- _EXERCISE GOAL_
Lines containing the word "main" are the ones to copy from the records below.

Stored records
begin

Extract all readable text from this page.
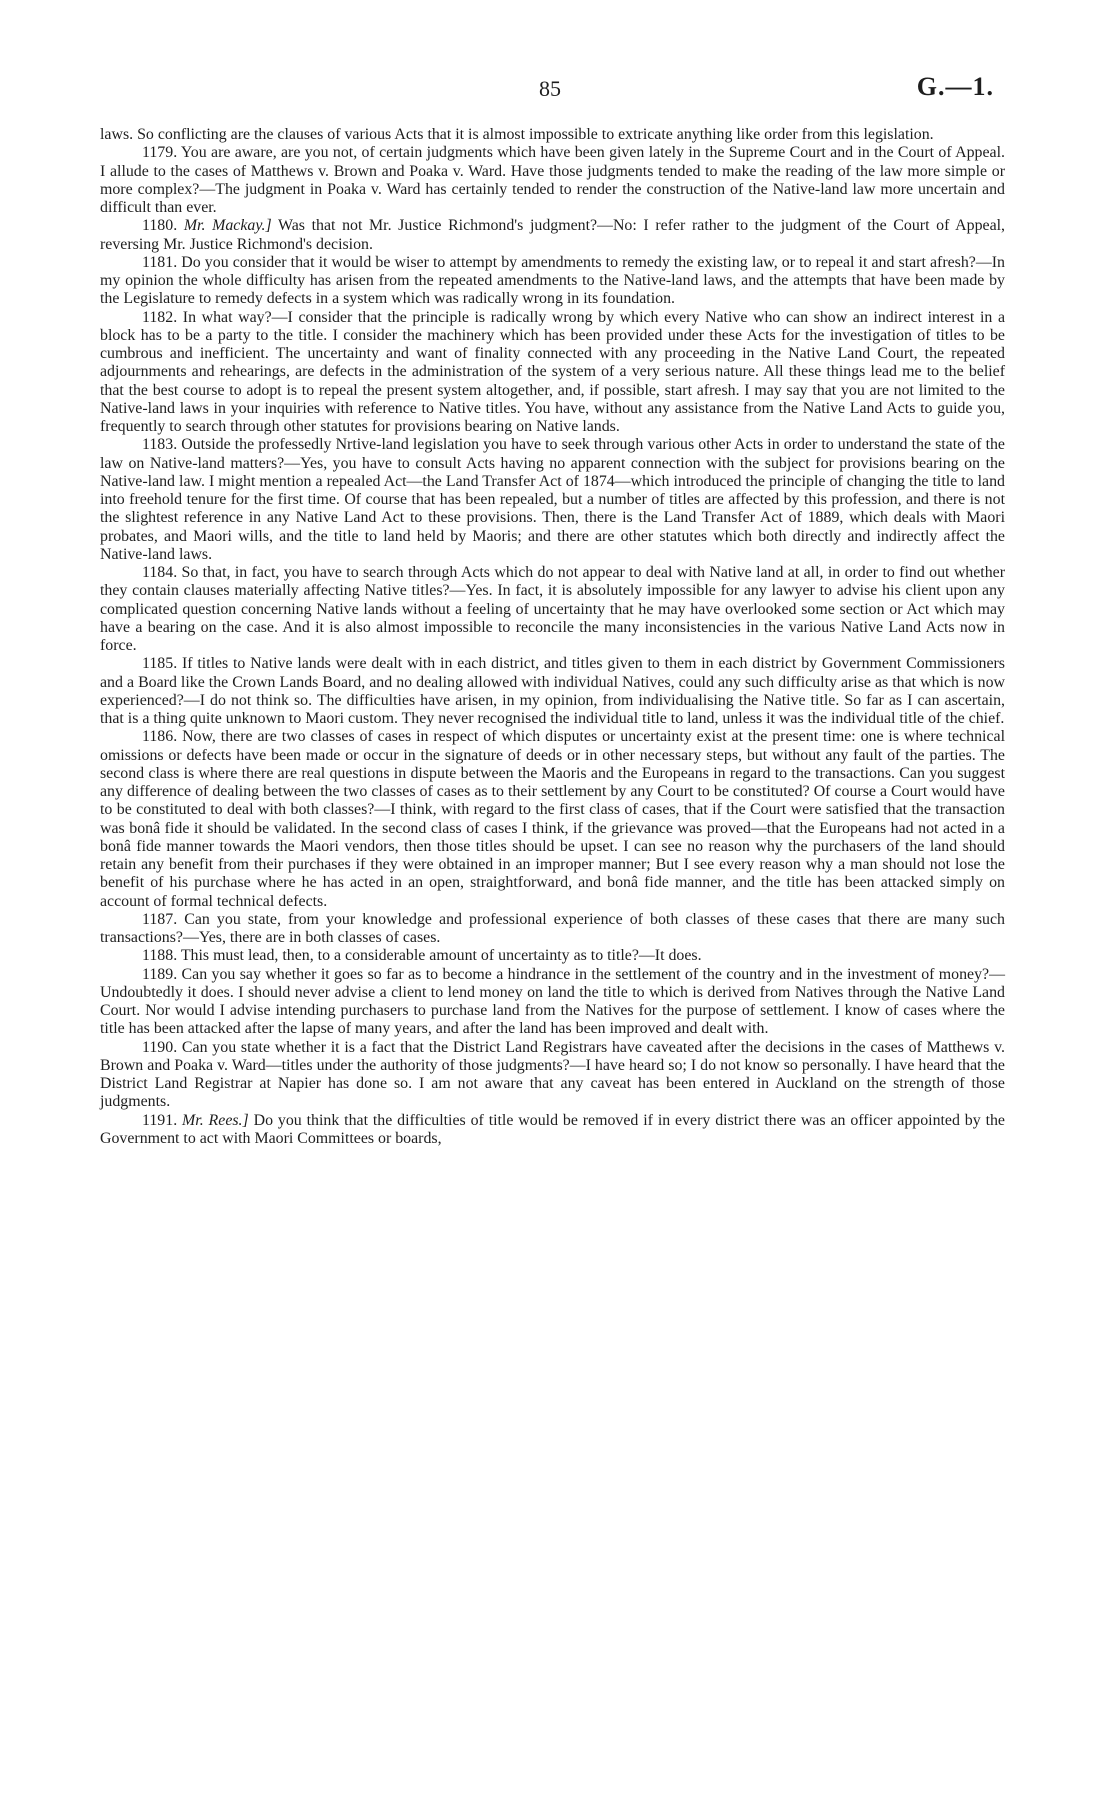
85	G.—1.

laws. So conflicting are the clauses of various Acts that it is almost impossible to extricate anything like order from this legislation.

1179. You are aware, are you not, of certain judgments which have been given lately in the Supreme Court and in the Court of Appeal. I allude to the cases of Matthews v. Brown and Poaka v. Ward. Have those judgments tended to make the reading of the law more simple or more complex?—The judgment in Poaka v. Ward has certainly tended to render the construction of the Native-land law more uncertain and difficult than ever.

1180. Mr. Mackay.] Was that not Mr. Justice Richmond's judgment?—No: I refer rather to the judgment of the Court of Appeal, reversing Mr. Justice Richmond's decision.

1181. Do you consider that it would be wiser to attempt by amendments to remedy the existing law, or to repeal it and start afresh?—In my opinion the whole difficulty has arisen from the repeated amendments to the Native-land laws, and the attempts that have been made by the Legislature to remedy defects in a system which was radically wrong in its foundation.

1182. In what way?—I consider that the principle is radically wrong by which every Native who can show an indirect interest in a block has to be a party to the title. I consider the machinery which has been provided under these Acts for the investigation of titles to be cumbrous and inefficient. The uncertainty and want of finality connected with any proceeding in the Native Land Court, the repeated adjournments and rehearings, are defects in the administration of the system of a very serious nature. All these things lead me to the belief that the best course to adopt is to repeal the present system altogether, and, if possible, start afresh. I may say that you are not limited to the Native-land laws in your inquiries with reference to Native titles. You have, without any assistance from the Native Land Acts to guide you, frequently to search through other statutes for provisions bearing on Native lands.

1183. Outside the professedly Nrtive-land legislation you have to seek through various other Acts in order to understand the state of the law on Native-land matters?—Yes, you have to consult Acts having no apparent connection with the subject for provisions bearing on the Native-land law. I might mention a repealed Act—the Land Transfer Act of 1874—which introduced the principle of changing the title to land into freehold tenure for the first time. Of course that has been repealed, but a number of titles are affected by this profession, and there is not the slightest reference in any Native Land Act to these provisions. Then, there is the Land Transfer Act of 1889, which deals with Maori probates, and Maori wills, and the title to land held by Maoris; and there are other statutes which both directly and indirectly affect the Native-land laws.

1184. So that, in fact, you have to search through Acts which do not appear to deal with Native land at all, in order to find out whether they contain clauses materially affecting Native titles?—Yes. In fact, it is absolutely impossible for any lawyer to advise his client upon any complicated question concerning Native lands without a feeling of uncertainty that he may have overlooked some section or Act which may have a bearing on the case. And it is also almost impossible to reconcile the many inconsistencies in the various Native Land Acts now in force.

1185. If titles to Native lands were dealt with in each district, and titles given to them in each district by Government Commissioners and a Board like the Crown Lands Board, and no dealing allowed with individual Natives, could any such difficulty arise as that which is now experienced?—I do not think so. The difficulties have arisen, in my opinion, from individualising the Native title. So far as I can ascertain, that is a thing quite unknown to Maori custom. They never recognised the individual title to land, unless it was the individual title of the chief.

1186. Now, there are two classes of cases in respect of which disputes or uncertainty exist at the present time: one is where technical omissions or defects have been made or occur in the signature of deeds or in other necessary steps, but without any fault of the parties. The second class is where there are real questions in dispute between the Maoris and the Europeans in regard to the transactions. Can you suggest any difference of dealing between the two classes of cases as to their settlement by any Court to be constituted? Of course a Court would have to be constituted to deal with both classes?—I think, with regard to the first class of cases, that if the Court were satisfied that the transaction was bonâ fide it should be validated. In the second class of cases I think, if the grievance was proved—that the Europeans had not acted in a bonâ fide manner towards the Maori vendors, then those titles should be upset. I can see no reason why the purchasers of the land should retain any benefit from their purchases if they were obtained in an improper manner; But I see every reason why a man should not lose the benefit of his purchase where he has acted in an open, straightforward, and bonâ fide manner, and the title has been attacked simply on account of formal technical defects.

1187. Can you state, from your knowledge and professional experience of both classes of these cases that there are many such transactions?—Yes, there are in both classes of cases.

1188. This must lead, then, to a considerable amount of uncertainty as to title?—It does.

1189. Can you say whether it goes so far as to become a hindrance in the settlement of the country and in the investment of money?—Undoubtedly it does. I should never advise a client to lend money on land the title to which is derived from Natives through the Native Land Court. Nor would I advise intending purchasers to purchase land from the Natives for the purpose of settlement. I know of cases where the title has been attacked after the lapse of many years, and after the land has been improved and dealt with.

1190. Can you state whether it is a fact that the District Land Registrars have caveated after the decisions in the cases of Matthews v. Brown and Poaka v. Ward—titles under the authority of those judgments?—I have heard so; I do not know so personally. I have heard that the District Land Registrar at Napier has done so. I am not aware that any caveat has been entered in Auckland on the strength of those judgments.

1191. Mr. Rees.] Do you think that the difficulties of title would be removed if in every district there was an officer appointed by the Government to act with Maori Committees or boards,
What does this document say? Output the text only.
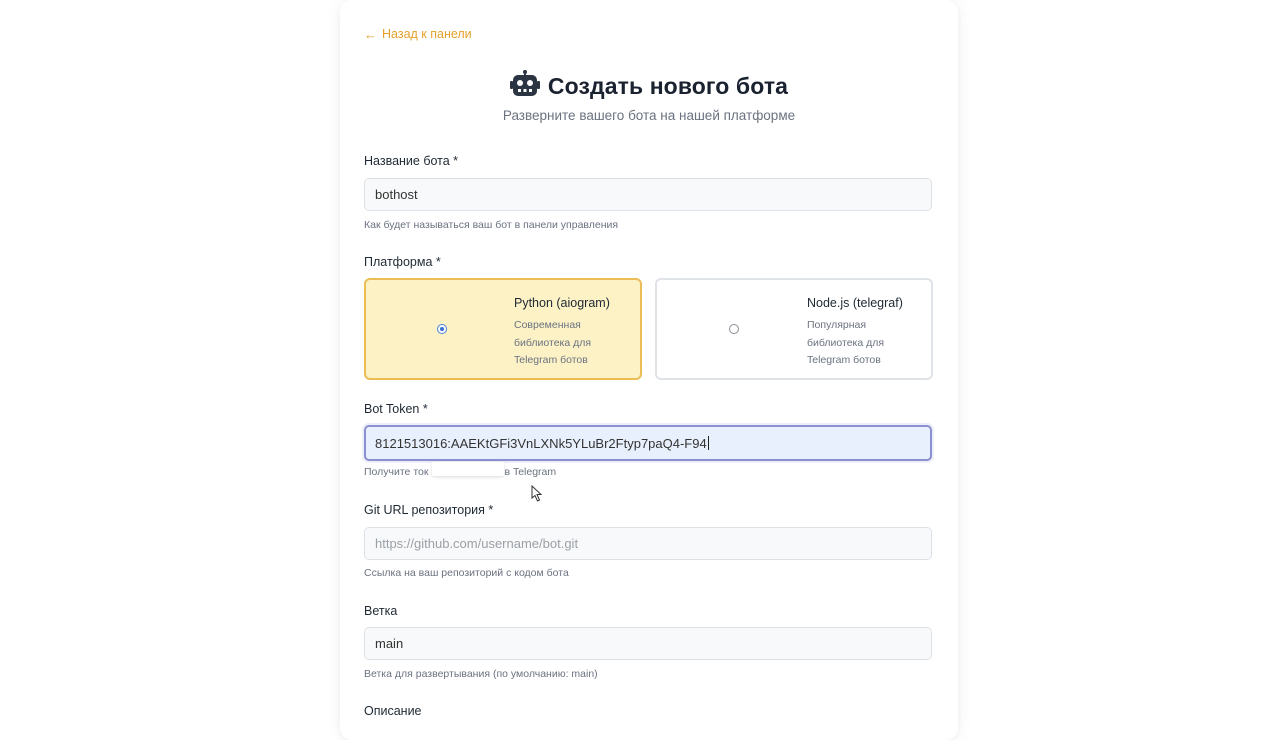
← Назад к панели
Создать нового бота
Разверните вашего бота на нашей платформе
Название бота *
bothost
Как будет называться ваш бот в панели управления
Платформа *
Python (aiogram)
Современная библиотека для Telegram ботов
Node.js (telegraf)
Популярная библиотека для Telegram ботов
Bot Token *
8121513016:AAEKtGFi3VnLXNk5YLuBr2Ftyp7paQ4-F94
Получите ток	в Telegram
Git URL репозитория *
https://github.com/username/bot.git
Ссылка на ваш репозиторий с кодом бота
Ветка
main
Ветка для развертывания (по умолчанию: main)
Описание
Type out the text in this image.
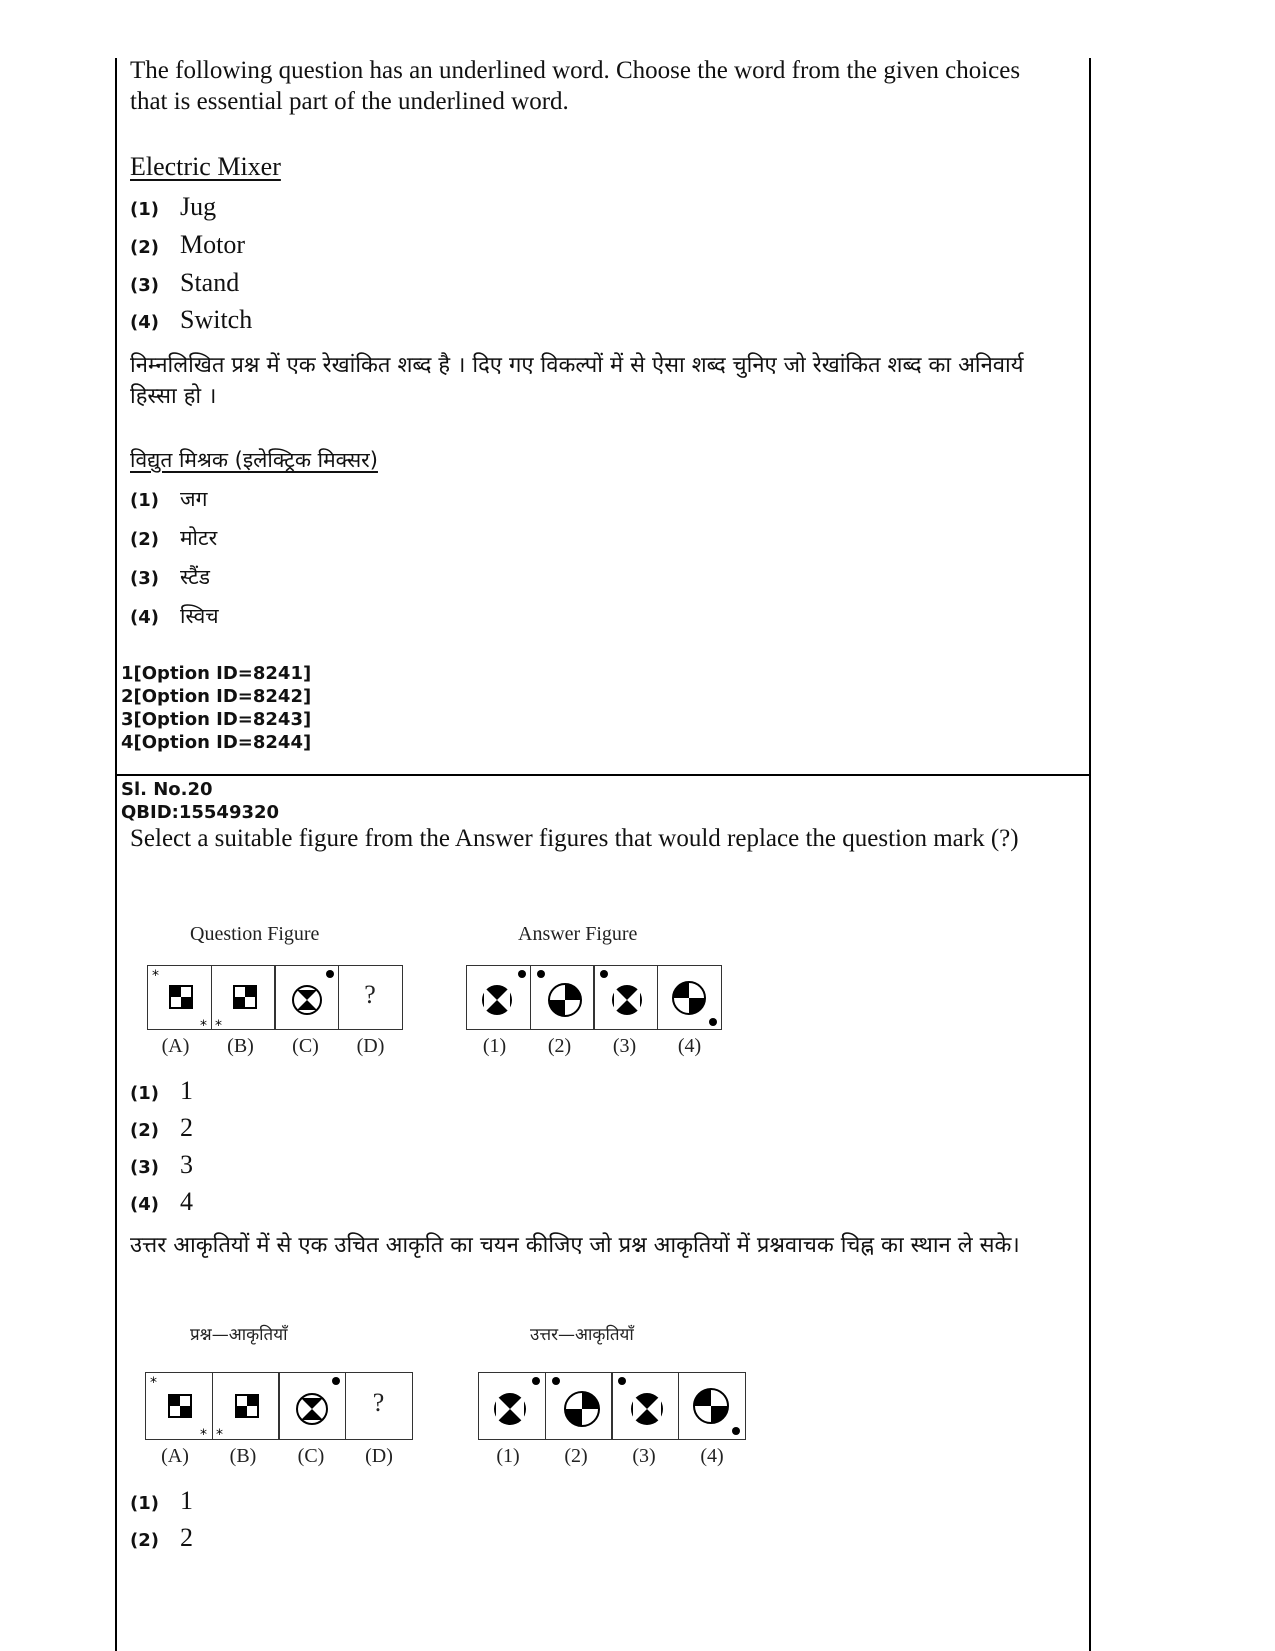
The following question has an underlined word. Choose the word from the given choices that is essential part of the underlined word.
Electric Mixer
(1) Jug
(2) Motor
(3) Stand
(4) Switch
निम्नलिखित प्रश्न में एक रेखांकित शब्द है । दिए गए विकल्पों में से ऐसा शब्द चुनिए जो रेखांकित शब्द का अनिवार्य हिस्सा हो ।
विद्युत मिश्रक (इलेक्ट्रिक मिक्सर)
(1)	जग
(2)	मोटर
(3)	स्टैंड
(4)	स्विच
1[Option ID=8241]
2[Option ID=8242]
3[Option ID=8243]
4[Option ID=8244]
Sl. No.20
QBID:15549320
Select a suitable figure from the Answer figures that would replace the question mark (?)
Question Figure	Answer Figure
*
* *
?
(A)	(B)	(C)	(D)	(1)	(2)	(3)	(4)
(1) 1
(2) 2
(3) 3
(4) 4
उत्तर आकृतियों में से एक उचित आकृति का चयन कीजिए जो प्रश्न आकृतियों में प्रश्नवाचक चिह्न का स्थान ले सके।
प्रश्न—आकृतियाँ	उत्तर—आकृतियाँ
*
* *
?
(A)	(B)	(C)	(D)	(1)	(2)	(3)	(4)
(1) 1
(2) 2
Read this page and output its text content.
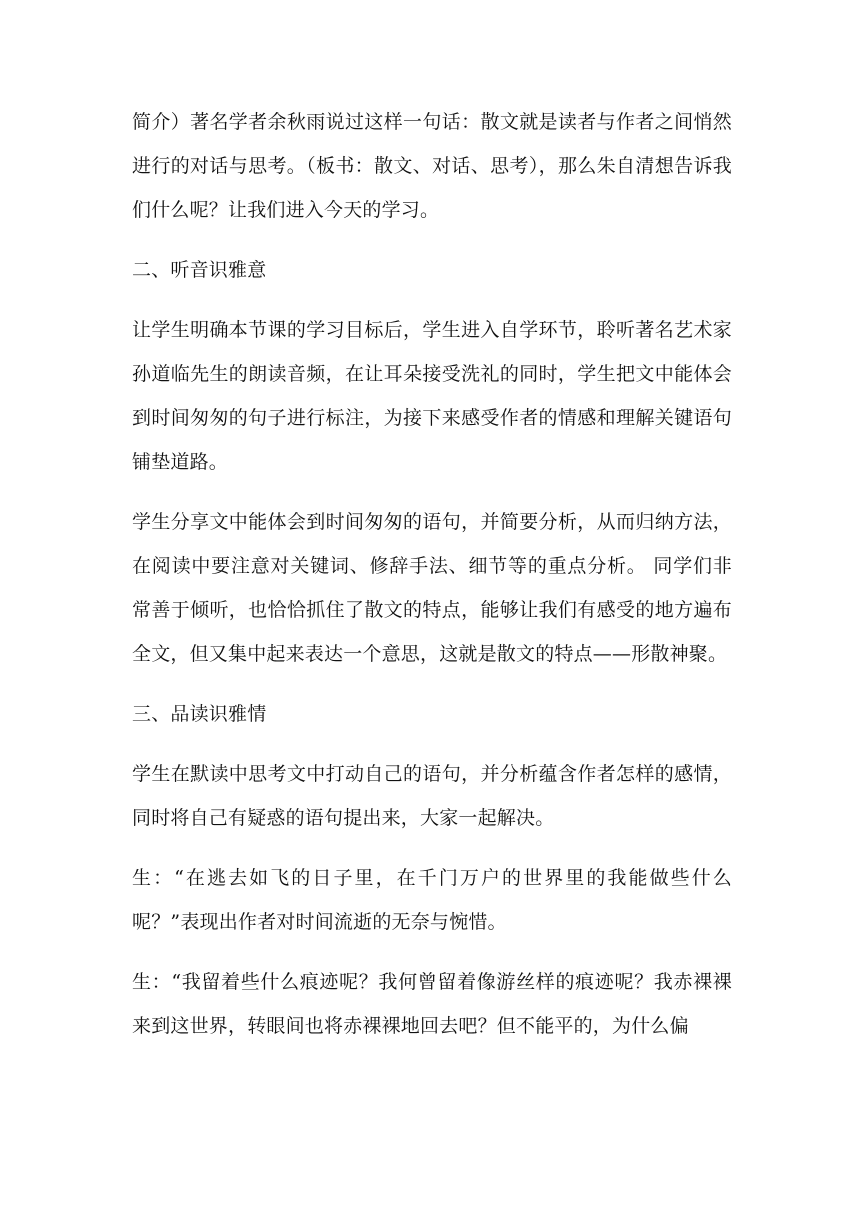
简介）著名学者余秋雨说过这样一句话：散文就是读者与作者之间悄然进行的对话与思考。（板书：散文、对话、思考），那么朱自清想告诉我们什么呢？让我们进入今天的学习。

二、听音识雅意

让学生明确本节课的学习目标后，学生进入自学环节，聆听著名艺术家孙道临先生的朗读音频，在让耳朵接受洗礼的同时，学生把文中能体会到时间匆匆的句子进行标注，为接下来感受作者的情感和理解关键语句铺垫道路。

学生分享文中能体会到时间匆匆的语句，并简要分析，从而归纳方法，在阅读中要注意对关键词、修辞手法、细节等的重点分析。 同学们非常善于倾听，也恰恰抓住了散文的特点，能够让我们有感受的地方遍布全文，但又集中起来表达一个意思，这就是散文的特点——形散神聚。

三、品读识雅情

学生在默读中思考文中打动自己的语句，并分析蕴含作者怎样的感情，同时将自己有疑惑的语句提出来，大家一起解决。

生：“在逃去如飞的日子里，在千门万户的世界里的我能做些什么呢？”表现出作者对时间流逝的无奈与惋惜。

生：“我留着些什么痕迹呢？我何曾留着像游丝样的痕迹呢？我赤裸裸来到这世界，转眼间也将赤裸裸地回去吧？但不能平的，为什么偏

end

- _SOLUTION_
main
Ветка для развертывания (по умолчанию: main)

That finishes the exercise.